_AIM_
Each entry below is to be written out exactly, and the pictures are to be left out.

_INPUT DATA_
* * * * *

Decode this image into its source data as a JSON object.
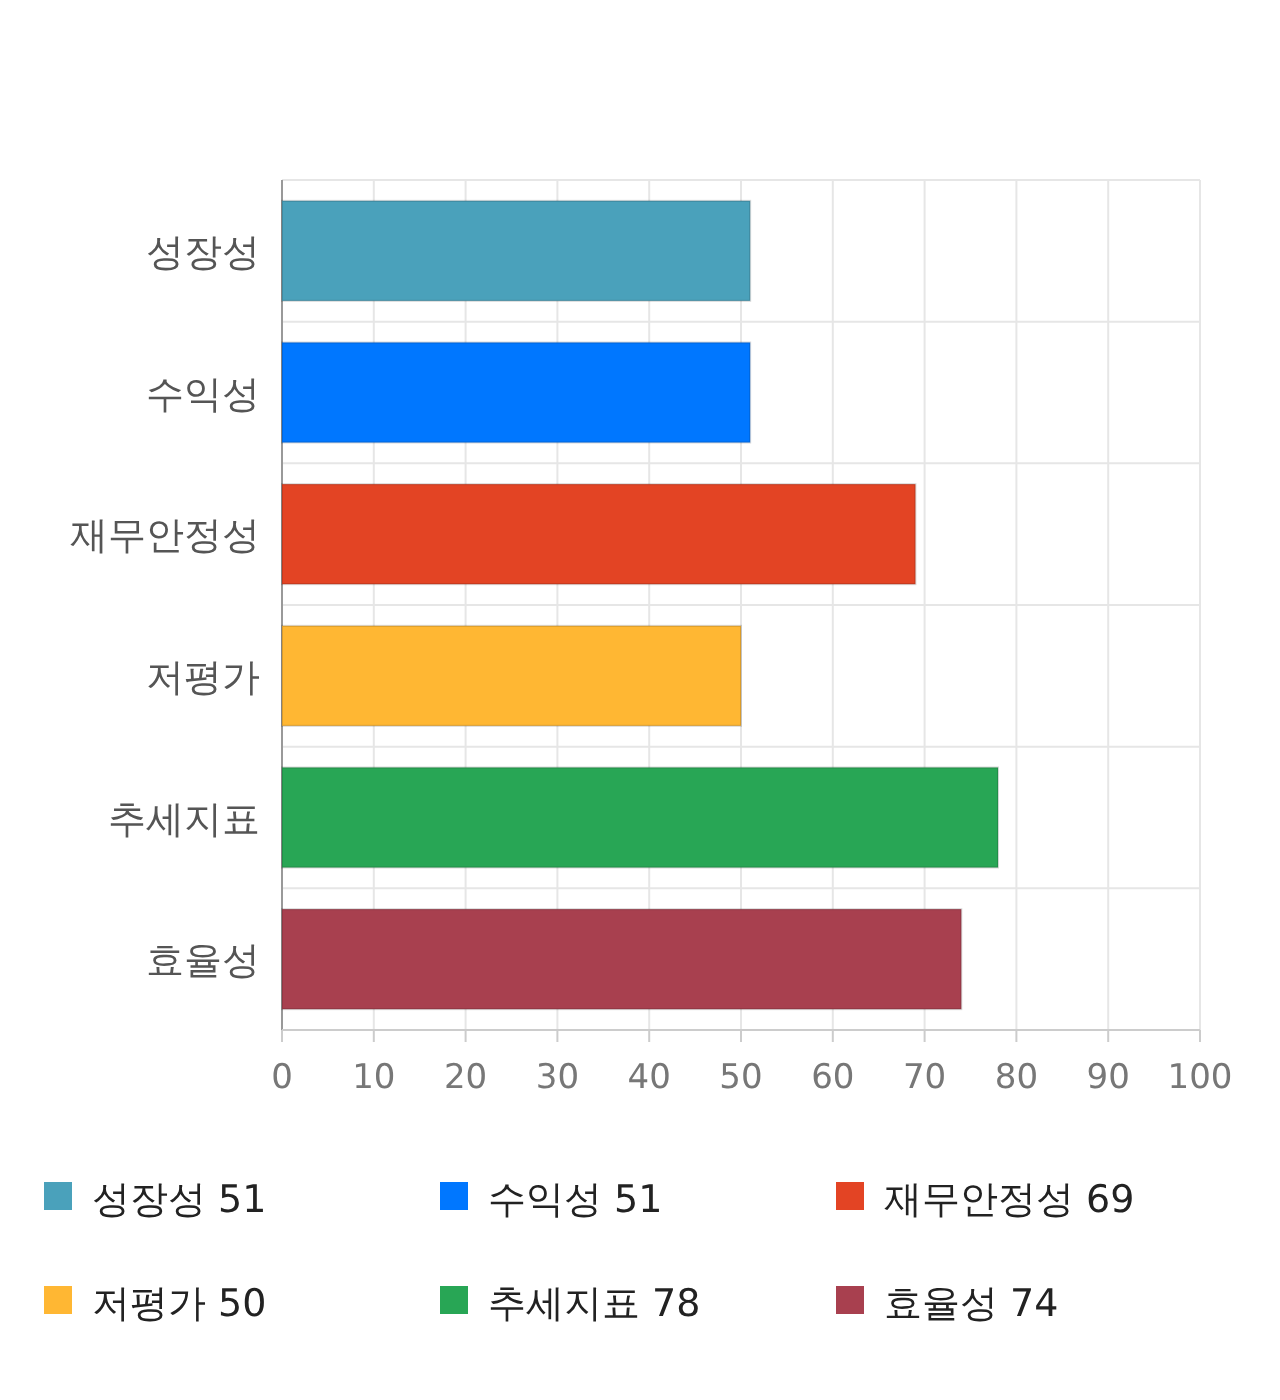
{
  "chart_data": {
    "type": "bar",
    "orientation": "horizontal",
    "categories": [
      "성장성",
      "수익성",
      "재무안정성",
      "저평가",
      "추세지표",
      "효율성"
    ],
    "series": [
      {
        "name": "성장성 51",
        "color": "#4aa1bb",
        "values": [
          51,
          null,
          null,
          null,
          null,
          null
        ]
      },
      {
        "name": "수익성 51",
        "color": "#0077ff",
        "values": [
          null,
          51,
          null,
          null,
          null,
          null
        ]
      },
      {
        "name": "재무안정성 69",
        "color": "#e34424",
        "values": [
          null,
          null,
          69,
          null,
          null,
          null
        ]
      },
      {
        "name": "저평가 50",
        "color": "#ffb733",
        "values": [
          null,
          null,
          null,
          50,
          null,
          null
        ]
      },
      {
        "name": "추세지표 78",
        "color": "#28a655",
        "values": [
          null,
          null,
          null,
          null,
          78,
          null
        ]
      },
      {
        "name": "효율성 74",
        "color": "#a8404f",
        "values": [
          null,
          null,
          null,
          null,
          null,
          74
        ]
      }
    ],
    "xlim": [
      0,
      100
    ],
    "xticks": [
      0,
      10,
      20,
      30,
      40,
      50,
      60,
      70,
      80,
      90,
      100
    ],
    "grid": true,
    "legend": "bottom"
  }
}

* * * * *

_TASK RESPONSE_
Decode this image into its source data as a JSON object.
{
  "chart_data": {
    "type": "bar",
    "orientation": "horizontal",
    "categories": [
      "성장성",
      "수익성",
      "재무안정성",
      "저평가",
      "추세지표",
      "효율성"
    ],
    "series": [
      {
        "name": "성장성 51",
        "color": "#4aa1bb",
        "values": [
          51,
          null,
          null,
          null,
          null,
          null
        ]
      },
      {
        "name": "수익성 51",
        "color": "#0077ff",
        "values": [
          null,
          51,
          null,
          null,
          null,
          null
        ]
      },
      {
        "name": "재무안정성 69",
        "color": "#e34424",
        "values": [
          null,
          null,
          69,
          null,
          null,
          null
        ]
      },
      {
        "name": "저평가 50",
        "color": "#ffb733",
        "values": [
          null,
          null,
          null,
          50,
          null,
          null
        ]
      },
      {
        "name": "추세지표 78",
        "color": "#28a655",
        "values": [
          null,
          null,
          null,
          null,
          78,
          null
        ]
      },
      {
        "name": "효율성 74",
        "color": "#a8404f",
        "values": [
          null,
          null,
          null,
          null,
          null,
          74
        ]
      }
    ],
    "xlim": [
      0,
      100
    ],
    "xticks": [
      0,
      10,
      20,
      30,
      40,
      50,
      60,
      70,
      80,
      90,
      100
    ],
    "grid": true,
    "legend": "bottom"
  }
}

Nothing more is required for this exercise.